#### Your instructions:
Copy out all of the material exactly as presented.

#### Dataset excerpts:
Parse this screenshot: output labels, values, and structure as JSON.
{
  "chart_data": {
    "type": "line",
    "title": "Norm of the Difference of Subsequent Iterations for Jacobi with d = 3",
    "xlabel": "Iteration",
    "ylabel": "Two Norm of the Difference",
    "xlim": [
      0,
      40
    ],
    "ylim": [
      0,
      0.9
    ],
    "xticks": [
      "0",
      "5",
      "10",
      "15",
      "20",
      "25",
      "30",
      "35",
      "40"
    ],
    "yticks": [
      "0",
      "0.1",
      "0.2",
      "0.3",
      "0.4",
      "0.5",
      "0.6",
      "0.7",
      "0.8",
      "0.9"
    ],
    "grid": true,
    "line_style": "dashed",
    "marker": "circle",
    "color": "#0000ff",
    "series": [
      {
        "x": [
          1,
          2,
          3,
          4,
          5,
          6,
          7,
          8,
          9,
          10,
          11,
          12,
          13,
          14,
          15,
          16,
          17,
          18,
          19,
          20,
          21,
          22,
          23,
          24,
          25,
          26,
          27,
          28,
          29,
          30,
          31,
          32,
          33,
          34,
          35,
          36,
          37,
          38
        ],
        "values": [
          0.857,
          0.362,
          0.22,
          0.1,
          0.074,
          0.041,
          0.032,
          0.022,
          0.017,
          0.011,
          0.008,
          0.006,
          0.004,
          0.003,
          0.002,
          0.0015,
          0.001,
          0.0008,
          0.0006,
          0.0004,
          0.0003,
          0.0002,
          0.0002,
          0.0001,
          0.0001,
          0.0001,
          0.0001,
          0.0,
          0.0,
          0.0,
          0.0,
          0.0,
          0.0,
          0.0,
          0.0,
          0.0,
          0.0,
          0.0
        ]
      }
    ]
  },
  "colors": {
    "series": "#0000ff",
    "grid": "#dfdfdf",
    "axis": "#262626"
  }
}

#### Solution below:
Parse this screenshot: output labels, values, and structure as JSON.
{
  "chart_data": {
    "type": "line",
    "title": "Norm of the Difference of Subsequent Iterations for Jacobi with d = 3",
    "xlabel": "Iteration",
    "ylabel": "Two Norm of the Difference",
    "xlim": [
      0,
      40
    ],
    "ylim": [
      0,
      0.9
    ],
    "xticks": [
      "0",
      "5",
      "10",
      "15",
      "20",
      "25",
      "30",
      "35",
      "40"
    ],
    "yticks": [
      "0",
      "0.1",
      "0.2",
      "0.3",
      "0.4",
      "0.5",
      "0.6",
      "0.7",
      "0.8",
      "0.9"
    ],
    "grid": true,
    "line_style": "dashed",
    "marker": "circle",
    "color": "#0000ff",
    "series": [
      {
        "x": [
          1,
          2,
          3,
          4,
          5,
          6,
          7,
          8,
          9,
          10,
          11,
          12,
          13,
          14,
          15,
          16,
          17,
          18,
          19,
          20,
          21,
          22,
          23,
          24,
          25,
          26,
          27,
          28,
          29,
          30,
          31,
          32,
          33,
          34,
          35,
          36,
          37,
          38
        ],
        "values": [
          0.857,
          0.362,
          0.22,
          0.1,
          0.074,
          0.041,
          0.032,
          0.022,
          0.017,
          0.011,
          0.008,
          0.006,
          0.004,
          0.003,
          0.002,
          0.0015,
          0.001,
          0.0008,
          0.0006,
          0.0004,
          0.0003,
          0.0002,
          0.0002,
          0.0001,
          0.0001,
          0.0001,
          0.0001,
          0.0,
          0.0,
          0.0,
          0.0,
          0.0,
          0.0,
          0.0,
          0.0,
          0.0,
          0.0,
          0.0
        ]
      }
    ]
  },
  "colors": {
    "series": "#0000ff",
    "grid": "#dfdfdf",
    "axis": "#262626"
  }
}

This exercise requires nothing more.